- PROBLEM REQUIREMENTS
Locate the lines of the listing below that hold "JSON", then copy each of them.

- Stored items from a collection
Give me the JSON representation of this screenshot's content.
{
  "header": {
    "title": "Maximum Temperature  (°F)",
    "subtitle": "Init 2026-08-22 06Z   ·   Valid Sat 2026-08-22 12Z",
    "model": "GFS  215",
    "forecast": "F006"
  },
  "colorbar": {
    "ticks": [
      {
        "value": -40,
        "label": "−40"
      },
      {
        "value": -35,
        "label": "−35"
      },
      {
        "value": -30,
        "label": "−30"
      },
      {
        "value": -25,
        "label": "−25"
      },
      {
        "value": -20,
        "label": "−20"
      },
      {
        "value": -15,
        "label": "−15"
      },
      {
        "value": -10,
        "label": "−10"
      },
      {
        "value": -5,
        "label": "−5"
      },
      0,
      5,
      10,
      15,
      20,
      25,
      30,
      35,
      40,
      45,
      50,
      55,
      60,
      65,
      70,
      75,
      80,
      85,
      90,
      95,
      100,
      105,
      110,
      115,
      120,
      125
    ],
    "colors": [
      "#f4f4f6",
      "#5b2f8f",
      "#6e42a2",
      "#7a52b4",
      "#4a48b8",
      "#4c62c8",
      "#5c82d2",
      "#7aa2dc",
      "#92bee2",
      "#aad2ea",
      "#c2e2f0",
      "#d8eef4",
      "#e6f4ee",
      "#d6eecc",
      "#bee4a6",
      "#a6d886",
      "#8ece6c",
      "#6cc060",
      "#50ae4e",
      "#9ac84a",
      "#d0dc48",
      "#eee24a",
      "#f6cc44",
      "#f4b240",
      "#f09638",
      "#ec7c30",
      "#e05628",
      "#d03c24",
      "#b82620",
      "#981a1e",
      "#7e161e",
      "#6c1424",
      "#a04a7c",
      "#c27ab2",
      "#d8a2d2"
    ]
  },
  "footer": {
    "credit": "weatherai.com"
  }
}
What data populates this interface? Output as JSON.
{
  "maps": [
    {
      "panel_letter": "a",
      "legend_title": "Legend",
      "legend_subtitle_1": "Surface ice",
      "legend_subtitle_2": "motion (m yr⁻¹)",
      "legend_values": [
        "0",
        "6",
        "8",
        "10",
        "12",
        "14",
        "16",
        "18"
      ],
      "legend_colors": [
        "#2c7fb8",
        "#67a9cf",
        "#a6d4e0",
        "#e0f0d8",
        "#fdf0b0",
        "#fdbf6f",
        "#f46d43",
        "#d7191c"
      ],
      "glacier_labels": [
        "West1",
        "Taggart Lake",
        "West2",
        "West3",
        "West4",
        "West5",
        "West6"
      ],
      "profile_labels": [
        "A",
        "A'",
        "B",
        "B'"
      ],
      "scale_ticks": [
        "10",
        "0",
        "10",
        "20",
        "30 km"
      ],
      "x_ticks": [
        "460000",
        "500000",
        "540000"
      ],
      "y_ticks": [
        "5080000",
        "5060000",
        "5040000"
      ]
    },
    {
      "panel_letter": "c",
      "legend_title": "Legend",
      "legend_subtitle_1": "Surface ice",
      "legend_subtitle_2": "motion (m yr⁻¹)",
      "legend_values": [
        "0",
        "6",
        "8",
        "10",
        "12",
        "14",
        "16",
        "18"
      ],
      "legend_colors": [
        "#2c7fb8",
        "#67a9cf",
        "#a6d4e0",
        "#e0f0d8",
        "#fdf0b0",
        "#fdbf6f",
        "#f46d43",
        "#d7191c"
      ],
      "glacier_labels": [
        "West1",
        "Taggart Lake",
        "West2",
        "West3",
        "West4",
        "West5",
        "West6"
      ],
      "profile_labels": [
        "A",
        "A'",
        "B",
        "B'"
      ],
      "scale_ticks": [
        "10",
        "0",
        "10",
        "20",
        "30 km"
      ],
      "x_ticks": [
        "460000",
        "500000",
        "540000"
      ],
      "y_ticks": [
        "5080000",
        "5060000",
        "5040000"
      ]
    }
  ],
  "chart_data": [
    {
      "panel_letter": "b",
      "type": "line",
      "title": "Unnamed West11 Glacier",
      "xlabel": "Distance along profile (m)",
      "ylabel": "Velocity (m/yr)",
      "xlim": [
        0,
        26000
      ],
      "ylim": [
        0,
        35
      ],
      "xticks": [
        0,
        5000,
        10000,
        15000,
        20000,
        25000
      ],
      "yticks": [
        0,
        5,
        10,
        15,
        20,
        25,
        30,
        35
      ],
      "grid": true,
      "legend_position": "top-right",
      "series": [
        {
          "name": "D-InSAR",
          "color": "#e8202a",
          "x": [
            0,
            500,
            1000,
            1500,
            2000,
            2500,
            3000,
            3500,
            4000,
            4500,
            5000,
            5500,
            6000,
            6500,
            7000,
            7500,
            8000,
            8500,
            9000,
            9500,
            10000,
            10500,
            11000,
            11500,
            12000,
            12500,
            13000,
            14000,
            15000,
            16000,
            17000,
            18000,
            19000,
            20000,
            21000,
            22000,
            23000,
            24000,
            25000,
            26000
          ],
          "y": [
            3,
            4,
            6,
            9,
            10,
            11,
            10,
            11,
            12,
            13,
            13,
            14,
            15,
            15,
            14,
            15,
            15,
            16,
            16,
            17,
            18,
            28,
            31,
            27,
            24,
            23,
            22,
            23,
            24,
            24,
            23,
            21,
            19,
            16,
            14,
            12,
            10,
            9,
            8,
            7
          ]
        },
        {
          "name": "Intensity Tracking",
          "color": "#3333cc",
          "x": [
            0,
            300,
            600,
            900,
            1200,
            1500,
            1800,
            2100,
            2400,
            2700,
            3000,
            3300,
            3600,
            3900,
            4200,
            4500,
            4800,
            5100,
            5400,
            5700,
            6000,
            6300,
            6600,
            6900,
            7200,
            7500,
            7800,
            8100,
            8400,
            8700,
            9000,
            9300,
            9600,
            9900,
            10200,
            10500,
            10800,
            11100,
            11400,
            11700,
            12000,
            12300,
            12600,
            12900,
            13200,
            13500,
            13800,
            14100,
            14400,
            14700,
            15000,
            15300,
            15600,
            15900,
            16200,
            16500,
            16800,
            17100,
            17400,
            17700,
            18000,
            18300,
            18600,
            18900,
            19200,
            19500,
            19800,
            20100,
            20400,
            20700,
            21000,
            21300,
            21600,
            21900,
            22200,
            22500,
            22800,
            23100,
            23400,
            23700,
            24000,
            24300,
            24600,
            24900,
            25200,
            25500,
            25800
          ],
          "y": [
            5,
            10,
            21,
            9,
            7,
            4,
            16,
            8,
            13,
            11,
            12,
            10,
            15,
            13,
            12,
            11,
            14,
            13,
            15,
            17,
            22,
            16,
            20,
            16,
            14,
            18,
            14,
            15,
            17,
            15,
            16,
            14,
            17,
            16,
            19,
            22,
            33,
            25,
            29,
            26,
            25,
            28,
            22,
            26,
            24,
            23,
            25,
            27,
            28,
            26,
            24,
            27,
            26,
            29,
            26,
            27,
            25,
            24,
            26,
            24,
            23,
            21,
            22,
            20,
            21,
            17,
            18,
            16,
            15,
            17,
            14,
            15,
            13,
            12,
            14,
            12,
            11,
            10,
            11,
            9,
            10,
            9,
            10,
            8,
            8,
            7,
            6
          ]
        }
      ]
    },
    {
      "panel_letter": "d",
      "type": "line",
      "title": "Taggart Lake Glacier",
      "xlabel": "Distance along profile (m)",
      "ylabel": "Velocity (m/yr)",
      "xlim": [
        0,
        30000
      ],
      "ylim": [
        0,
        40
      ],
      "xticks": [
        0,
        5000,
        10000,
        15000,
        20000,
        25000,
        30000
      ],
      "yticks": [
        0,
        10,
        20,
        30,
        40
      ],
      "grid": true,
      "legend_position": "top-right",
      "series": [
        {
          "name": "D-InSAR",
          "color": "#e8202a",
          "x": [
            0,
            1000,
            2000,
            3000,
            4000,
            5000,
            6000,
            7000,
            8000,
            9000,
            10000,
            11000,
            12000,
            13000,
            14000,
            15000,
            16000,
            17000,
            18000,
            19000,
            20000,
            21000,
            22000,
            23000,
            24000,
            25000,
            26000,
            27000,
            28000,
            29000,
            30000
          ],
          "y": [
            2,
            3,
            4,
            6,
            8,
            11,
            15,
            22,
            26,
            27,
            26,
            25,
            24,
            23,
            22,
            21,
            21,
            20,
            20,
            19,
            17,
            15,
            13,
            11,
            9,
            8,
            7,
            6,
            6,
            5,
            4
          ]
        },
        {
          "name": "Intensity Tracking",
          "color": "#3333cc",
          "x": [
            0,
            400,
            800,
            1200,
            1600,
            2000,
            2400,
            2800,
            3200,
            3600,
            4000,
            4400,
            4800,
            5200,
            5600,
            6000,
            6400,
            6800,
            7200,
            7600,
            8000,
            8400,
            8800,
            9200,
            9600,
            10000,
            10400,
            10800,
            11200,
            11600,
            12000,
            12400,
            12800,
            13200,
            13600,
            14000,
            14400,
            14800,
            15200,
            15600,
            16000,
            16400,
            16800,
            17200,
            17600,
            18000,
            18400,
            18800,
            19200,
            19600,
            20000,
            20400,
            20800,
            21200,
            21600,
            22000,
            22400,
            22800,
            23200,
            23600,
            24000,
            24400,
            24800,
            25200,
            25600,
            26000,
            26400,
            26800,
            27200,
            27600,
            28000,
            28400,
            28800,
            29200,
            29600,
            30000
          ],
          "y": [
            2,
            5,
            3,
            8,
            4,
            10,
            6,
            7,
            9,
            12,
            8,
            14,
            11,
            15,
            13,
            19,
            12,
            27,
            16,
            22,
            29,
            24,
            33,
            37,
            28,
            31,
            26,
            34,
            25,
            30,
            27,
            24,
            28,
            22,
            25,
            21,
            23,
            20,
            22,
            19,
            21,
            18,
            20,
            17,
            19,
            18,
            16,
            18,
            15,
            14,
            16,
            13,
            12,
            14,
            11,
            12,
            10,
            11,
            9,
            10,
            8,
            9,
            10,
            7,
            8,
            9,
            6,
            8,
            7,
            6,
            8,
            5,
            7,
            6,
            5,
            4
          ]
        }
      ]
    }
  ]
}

- ANSWER FOR THIS EXERCISE
Give me the JSON representation of this screenshot's content.
What data populates this interface? Output as JSON.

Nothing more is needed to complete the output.